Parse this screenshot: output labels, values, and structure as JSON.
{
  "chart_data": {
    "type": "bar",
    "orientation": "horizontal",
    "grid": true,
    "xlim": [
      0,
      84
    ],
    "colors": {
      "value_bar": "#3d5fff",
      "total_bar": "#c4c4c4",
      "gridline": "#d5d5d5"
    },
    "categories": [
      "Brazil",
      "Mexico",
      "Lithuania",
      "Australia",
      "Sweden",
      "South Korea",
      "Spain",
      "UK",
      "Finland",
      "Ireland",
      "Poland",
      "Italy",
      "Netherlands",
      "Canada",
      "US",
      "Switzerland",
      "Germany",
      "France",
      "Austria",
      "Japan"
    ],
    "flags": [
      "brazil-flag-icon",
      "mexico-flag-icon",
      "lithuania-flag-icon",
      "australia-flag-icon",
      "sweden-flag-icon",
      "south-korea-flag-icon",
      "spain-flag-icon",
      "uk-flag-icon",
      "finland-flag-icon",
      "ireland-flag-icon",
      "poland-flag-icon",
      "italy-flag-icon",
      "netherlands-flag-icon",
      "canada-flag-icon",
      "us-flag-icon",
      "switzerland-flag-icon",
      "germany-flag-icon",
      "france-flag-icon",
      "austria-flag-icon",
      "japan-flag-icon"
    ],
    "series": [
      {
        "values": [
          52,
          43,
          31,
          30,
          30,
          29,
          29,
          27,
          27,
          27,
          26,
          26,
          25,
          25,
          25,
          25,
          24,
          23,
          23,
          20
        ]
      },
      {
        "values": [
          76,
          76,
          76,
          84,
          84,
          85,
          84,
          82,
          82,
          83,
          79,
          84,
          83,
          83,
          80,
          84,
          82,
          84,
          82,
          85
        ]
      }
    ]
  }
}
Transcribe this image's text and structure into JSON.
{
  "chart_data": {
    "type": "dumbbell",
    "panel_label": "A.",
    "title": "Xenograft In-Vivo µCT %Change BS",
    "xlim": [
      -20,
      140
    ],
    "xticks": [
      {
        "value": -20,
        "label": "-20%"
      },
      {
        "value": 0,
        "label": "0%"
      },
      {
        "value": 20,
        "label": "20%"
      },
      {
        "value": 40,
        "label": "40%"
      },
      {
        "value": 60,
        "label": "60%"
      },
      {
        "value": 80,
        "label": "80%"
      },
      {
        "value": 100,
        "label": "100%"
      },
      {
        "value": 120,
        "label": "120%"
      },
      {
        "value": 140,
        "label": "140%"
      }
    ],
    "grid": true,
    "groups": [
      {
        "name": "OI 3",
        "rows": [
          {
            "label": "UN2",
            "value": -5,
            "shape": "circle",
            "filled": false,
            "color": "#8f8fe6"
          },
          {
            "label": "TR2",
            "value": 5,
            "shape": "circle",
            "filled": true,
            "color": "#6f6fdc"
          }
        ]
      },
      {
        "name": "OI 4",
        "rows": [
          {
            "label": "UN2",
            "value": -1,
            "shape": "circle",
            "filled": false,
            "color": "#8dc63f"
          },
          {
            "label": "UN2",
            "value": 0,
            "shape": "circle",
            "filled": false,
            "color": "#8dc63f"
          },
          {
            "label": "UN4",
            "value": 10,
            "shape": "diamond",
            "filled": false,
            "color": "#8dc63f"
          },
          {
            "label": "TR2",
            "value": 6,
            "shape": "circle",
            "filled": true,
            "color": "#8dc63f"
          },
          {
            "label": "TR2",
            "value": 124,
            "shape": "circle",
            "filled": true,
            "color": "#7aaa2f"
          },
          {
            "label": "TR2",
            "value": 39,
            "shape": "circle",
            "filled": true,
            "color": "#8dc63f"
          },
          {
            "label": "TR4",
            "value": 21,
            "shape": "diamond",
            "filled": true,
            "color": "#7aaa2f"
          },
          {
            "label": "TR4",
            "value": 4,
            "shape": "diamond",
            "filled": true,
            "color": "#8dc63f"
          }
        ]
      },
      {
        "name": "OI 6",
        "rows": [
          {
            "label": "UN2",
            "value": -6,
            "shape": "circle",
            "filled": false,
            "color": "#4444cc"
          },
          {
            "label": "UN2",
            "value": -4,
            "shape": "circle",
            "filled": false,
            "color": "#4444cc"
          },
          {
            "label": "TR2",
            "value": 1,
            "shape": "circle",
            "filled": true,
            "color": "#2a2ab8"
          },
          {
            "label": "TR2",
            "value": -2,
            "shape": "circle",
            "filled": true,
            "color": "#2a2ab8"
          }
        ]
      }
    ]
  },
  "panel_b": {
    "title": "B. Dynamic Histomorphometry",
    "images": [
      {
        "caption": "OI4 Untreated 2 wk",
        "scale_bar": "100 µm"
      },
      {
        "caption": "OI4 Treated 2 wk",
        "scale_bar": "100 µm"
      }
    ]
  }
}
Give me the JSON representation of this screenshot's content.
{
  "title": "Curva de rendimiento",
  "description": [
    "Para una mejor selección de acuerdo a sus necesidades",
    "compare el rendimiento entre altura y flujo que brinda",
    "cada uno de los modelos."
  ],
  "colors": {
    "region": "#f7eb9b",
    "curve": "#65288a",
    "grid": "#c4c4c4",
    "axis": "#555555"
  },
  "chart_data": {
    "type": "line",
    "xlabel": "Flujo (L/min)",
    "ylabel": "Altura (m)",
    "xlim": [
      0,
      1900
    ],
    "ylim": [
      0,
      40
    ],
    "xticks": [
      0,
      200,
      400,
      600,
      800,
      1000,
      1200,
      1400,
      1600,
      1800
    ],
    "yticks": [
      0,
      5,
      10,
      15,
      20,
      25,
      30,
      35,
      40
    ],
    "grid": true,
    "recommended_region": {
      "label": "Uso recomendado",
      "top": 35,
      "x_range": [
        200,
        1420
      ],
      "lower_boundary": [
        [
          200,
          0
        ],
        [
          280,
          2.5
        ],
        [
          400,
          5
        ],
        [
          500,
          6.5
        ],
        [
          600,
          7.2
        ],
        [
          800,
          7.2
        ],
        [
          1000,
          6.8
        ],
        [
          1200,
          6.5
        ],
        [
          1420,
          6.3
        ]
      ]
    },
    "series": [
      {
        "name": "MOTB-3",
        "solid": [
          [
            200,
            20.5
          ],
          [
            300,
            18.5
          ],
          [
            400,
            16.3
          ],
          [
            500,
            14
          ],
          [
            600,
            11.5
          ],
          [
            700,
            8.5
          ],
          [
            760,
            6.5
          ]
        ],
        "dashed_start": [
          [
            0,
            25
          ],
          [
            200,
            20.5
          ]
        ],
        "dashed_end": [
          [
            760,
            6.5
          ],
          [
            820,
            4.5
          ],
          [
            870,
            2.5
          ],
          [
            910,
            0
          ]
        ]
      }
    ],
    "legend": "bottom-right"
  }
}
──────────
Short exercise
In the listing, find all lines with the string "this" and copy them.

Task result
Parse this screenshot: output labels, values, and structure as JSON.
Transcribe this image's text and structure into JSON.
Give me the JSON representation of this screenshot's content.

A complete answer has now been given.